-------- Input material

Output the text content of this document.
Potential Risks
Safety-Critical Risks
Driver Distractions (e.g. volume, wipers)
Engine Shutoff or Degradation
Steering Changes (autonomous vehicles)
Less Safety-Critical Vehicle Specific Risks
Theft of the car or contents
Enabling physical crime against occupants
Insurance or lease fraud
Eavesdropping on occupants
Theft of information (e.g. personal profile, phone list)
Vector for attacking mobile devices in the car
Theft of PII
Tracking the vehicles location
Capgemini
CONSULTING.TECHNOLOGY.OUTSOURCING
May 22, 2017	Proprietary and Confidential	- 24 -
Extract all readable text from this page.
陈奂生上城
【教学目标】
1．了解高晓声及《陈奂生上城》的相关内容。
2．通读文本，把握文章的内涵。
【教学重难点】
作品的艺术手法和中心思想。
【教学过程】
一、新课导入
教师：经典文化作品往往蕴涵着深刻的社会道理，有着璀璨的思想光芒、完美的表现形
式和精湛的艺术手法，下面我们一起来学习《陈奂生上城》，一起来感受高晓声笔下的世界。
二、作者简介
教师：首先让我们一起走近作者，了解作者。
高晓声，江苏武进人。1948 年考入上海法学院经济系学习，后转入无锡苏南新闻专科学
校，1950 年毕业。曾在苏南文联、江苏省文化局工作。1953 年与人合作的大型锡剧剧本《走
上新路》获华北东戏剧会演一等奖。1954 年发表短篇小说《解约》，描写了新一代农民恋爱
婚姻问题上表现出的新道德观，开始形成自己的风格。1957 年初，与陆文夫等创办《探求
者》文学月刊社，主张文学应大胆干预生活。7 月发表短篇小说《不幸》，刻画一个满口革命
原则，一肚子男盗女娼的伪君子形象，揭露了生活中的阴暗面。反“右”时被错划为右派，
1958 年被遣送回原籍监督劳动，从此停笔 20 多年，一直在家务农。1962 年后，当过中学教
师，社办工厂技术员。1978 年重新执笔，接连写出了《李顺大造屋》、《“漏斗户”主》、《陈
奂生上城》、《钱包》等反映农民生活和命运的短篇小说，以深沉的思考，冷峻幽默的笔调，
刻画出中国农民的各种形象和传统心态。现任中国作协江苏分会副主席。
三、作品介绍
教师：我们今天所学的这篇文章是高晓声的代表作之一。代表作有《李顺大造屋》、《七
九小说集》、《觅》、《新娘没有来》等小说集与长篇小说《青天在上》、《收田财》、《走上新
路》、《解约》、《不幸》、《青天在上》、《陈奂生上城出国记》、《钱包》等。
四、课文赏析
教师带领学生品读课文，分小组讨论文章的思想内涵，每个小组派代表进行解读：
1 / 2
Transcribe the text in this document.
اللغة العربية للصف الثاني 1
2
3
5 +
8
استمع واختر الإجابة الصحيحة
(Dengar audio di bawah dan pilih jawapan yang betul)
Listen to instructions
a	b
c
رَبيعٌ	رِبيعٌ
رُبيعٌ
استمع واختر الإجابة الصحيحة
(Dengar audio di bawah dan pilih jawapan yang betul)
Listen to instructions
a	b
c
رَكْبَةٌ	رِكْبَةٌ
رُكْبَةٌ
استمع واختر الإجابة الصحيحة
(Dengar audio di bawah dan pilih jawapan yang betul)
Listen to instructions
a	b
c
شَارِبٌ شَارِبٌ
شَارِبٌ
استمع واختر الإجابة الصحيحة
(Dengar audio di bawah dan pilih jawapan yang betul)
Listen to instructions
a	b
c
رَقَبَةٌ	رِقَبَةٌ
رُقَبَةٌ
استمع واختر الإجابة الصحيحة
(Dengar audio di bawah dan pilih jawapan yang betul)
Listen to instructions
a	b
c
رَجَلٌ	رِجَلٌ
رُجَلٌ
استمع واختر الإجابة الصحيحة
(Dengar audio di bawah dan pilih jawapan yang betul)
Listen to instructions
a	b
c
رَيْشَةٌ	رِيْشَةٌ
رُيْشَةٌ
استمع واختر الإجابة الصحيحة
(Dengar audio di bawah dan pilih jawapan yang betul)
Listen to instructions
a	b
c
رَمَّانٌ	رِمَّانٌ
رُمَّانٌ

----------------

What needs to be done
Reply with only the number of lines in the entries that contain the word "vehicles".

The result
2